## Exercise description
Copy the records below exactly as they appear.

## Collected data entries
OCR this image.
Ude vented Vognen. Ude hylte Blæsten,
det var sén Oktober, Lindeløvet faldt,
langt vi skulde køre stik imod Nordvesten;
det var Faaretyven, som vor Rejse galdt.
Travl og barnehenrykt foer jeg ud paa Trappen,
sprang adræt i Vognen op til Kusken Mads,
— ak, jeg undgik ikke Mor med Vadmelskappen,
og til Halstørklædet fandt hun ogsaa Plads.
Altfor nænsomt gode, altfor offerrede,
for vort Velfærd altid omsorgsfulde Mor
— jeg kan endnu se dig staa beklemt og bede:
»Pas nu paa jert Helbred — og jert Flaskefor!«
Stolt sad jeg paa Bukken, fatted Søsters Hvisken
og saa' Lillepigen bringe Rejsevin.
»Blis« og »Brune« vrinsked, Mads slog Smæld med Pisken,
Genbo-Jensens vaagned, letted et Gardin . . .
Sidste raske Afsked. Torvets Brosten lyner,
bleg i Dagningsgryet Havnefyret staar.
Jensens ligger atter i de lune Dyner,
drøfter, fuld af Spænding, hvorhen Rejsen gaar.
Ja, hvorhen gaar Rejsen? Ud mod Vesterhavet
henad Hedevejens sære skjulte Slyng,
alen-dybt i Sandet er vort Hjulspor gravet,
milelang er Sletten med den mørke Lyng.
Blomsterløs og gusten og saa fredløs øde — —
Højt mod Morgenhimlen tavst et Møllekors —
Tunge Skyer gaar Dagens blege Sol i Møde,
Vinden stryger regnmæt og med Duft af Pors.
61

## The result
OCR this image.
Ude vented Vognen. Ude hylte Blæsten,
det var sén Oktober, Lindeløvet faldt,
langt vi skulde køre stik imod Nordvesten;
det var Faaretyven, som vor Rejse galdt.
Travl og barnehenrykt foer jeg ud paa Trappen,
sprang adræt i Vognen op til Kusken Mads,
— ak, jeg undgik ikke Mor med Vadmelskappen,
og til Halstørklædet fandt hun ogsaa Plads.
Altfor nænsomt gode, altfor offerrede,
for vort Velfærd altid omsorgsfulde Mor
— jeg kan endnu se dig staa beklemt og bede:
»Pas nu paa jert Helbred — og jert Flaskefor!«
Stolt sad jeg paa Bukken, fatted Søsters Hvisken
og saa' Lillepigen bringe Rejsevin.
»Blis« og »Brune« vrinsked, Mads slog Smæld med Pisken,
Genbo-Jensens vaagned, letted et Gardin . . .
Sidste raske Afsked. Torvets Brosten lyner,
bleg i Dagningsgryet Havnefyret staar.
Jensens ligger atter i de lune Dyner,
drøfter, fuld af Spænding, hvorhen Rejsen gaar.
Ja, hvorhen gaar Rejsen? Ud mod Vesterhavet
henad Hedevejens sære skjulte Slyng,
alen-dybt i Sandet er vort Hjulspor gravet,
milelang er Sletten med den mørke Lyng.
Blomsterløs og gusten og saa fredløs øde — —
Højt mod Morgenhimlen tavst et Møllekors —
Tunge Skyer gaar Dagens blege Sol i Møde,
Vinden stryger regnmæt og med Duft af Pors.
61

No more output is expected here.